MATERIAL FOR THIS TASK:
● ● ● ● ● ● ●
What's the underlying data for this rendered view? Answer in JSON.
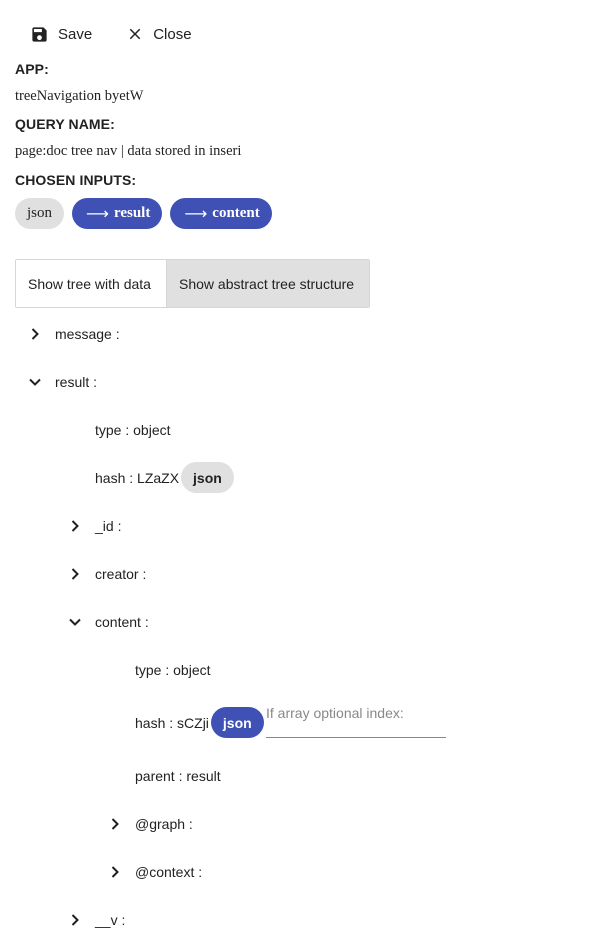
{
  "toolbar": {
    "save_label": "Save",
    "close_label": "Close"
  },
  "meta": {
    "app_label": "APP:",
    "app_value": "treeNavigation byetW",
    "query_label": "QUERY NAME:",
    "query_value": "page:doc tree nav | data stored in inseri",
    "inputs_label": "CHOSEN INPUTS:"
  },
  "chips": [
    {
      "label": "json",
      "type": "plain"
    },
    {
      "label": "result",
      "type": "link",
      "icon": "arrow-right-icon"
    },
    {
      "label": "content",
      "type": "link",
      "icon": "arrow-right-icon"
    }
  ],
  "toggle": {
    "option1": "Show tree with data",
    "option2": "Show abstract tree structure",
    "active": "option2"
  },
  "tree": {
    "message": "message :",
    "result": "result :",
    "result_type": "type : object",
    "result_hash": "hash : LZaZX",
    "result_hash_chip": "json",
    "id": "_id :",
    "creator": "creator :",
    "content": "content :",
    "content_type": "type : object",
    "content_hash": "hash : sCZji",
    "content_hash_chip": "json",
    "index_placeholder": "If array optional index:",
    "content_parent": "parent : result",
    "graph": "@graph :",
    "context": "@context :",
    "v": "__v :"
  },
  "colors": {
    "accent": "#3f51b5",
    "chip_grey": "#e0e0e0"
  }
}
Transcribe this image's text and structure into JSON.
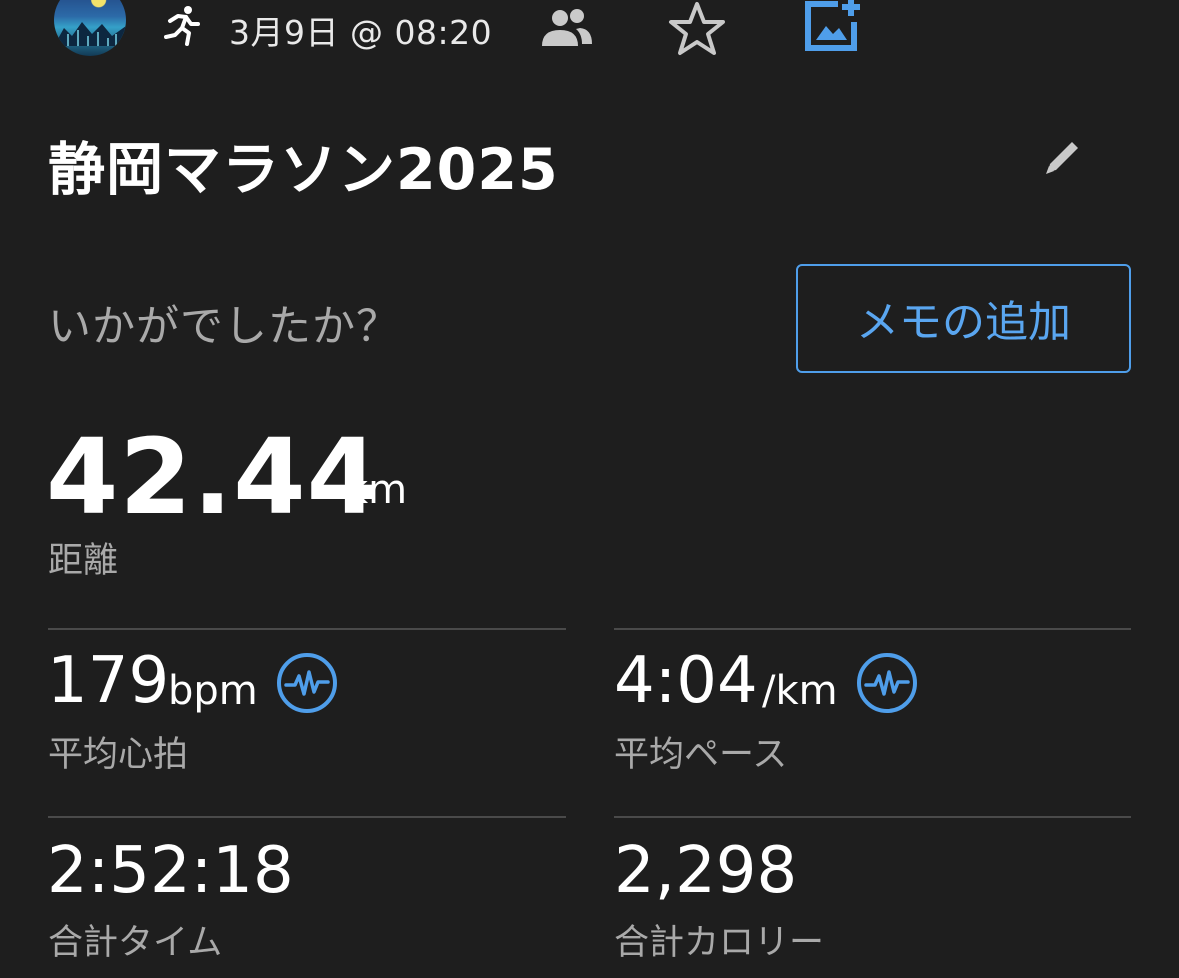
● ● ● ● ● ● ●
TASK DIRECTIONS:
Print all entries exactly. The images do not belong in the copy.

TASK SOLUTION:
What's the underlying data for this rendered view? Answer in JSON.
{
  "toolbar": {
    "save_label": "Save",
    "close_label": "Close"
  },
  "meta": {
    "app_label": "APP:",
    "app_value": "treeNavigation byetW",
    "query_label": "QUERY NAME:",
    "query_value": "page:doc tree nav | data stored in inseri",
    "inputs_label": "CHOSEN INPUTS:"
  },
  "chips": [
    {
      "label": "json",
      "type": "plain"
    },
    {
      "label": "result",
      "type": "link",
      "icon": "arrow-right-icon"
    },
    {
      "label": "content",
      "type": "link",
      "icon": "arrow-right-icon"
    }
  ],
  "toggle": {
    "option1": "Show tree with data",
    "option2": "Show abstract tree structure",
    "active": "option2"
  },
  "tree": {
    "message": "message :",
    "result": "result :",
    "result_type": "type : object",
    "result_hash": "hash : LZaZX",
    "result_hash_chip": "json",
    "id": "_id :",
    "creator": "creator :",
    "content": "content :",
    "content_type": "type : object",
    "content_hash": "hash : sCZji",
    "content_hash_chip": "json",
    "index_placeholder": "If array optional index:",
    "content_parent": "parent : result",
    "graph": "@graph :",
    "context": "@context :",
    "v": "__v :"
  },
  "colors": {
    "accent": "#3f51b5",
    "chip_grey": "#e0e0e0"
  }
}
Transcribe this image's text and structure into JSON.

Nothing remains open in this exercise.